Start Records for the task
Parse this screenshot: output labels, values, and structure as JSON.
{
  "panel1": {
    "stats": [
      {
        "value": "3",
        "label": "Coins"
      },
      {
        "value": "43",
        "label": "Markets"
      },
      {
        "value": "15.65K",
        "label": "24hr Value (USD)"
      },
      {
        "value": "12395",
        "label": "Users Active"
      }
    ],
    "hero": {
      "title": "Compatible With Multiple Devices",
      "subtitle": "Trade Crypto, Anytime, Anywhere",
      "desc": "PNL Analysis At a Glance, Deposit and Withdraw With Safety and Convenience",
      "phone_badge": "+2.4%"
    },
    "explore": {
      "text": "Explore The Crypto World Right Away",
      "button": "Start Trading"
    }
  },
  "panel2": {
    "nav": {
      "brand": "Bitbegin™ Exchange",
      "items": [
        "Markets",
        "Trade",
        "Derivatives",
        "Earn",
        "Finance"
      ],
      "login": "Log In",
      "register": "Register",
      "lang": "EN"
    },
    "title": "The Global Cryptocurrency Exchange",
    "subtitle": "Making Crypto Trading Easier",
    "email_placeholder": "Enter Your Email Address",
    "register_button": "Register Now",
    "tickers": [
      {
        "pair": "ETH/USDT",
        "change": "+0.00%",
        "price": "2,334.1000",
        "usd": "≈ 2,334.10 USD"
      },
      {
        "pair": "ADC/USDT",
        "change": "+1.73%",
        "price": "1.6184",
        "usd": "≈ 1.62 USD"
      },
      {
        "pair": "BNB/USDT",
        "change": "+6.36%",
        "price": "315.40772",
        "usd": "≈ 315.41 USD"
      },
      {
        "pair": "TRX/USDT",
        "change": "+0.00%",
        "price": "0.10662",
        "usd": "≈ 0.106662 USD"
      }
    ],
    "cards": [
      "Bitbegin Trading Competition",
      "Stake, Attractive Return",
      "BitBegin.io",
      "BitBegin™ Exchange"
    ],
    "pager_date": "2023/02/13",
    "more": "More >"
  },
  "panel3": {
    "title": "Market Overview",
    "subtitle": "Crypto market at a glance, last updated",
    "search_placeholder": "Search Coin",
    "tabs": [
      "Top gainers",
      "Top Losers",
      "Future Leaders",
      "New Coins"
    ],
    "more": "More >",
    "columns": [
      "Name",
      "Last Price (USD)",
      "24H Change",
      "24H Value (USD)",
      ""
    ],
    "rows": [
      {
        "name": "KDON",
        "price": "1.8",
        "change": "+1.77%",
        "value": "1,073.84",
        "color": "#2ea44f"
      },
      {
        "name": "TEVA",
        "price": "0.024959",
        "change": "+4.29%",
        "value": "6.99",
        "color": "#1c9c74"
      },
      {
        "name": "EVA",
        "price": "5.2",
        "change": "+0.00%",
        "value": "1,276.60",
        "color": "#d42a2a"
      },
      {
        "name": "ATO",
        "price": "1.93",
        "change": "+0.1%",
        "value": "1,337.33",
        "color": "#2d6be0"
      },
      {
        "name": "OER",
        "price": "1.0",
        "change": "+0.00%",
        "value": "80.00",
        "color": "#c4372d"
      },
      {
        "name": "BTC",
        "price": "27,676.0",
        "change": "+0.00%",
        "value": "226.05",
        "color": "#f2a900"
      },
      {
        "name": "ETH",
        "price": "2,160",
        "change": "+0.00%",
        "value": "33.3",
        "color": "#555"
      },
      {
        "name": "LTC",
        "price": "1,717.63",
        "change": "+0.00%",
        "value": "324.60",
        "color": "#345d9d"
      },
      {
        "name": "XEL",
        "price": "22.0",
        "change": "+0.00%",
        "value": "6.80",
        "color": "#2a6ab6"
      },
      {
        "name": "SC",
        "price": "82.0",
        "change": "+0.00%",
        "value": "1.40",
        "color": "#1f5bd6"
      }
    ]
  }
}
End Records for the task
Where a line holds the string "subtitle", copy that line.

      "subtitle": "Trade Crypto, Anytime, Anywhere",
    "subtitle": "Making Crypto Trading Easier",
    "subtitle": "Crypto market at a glance, last updated",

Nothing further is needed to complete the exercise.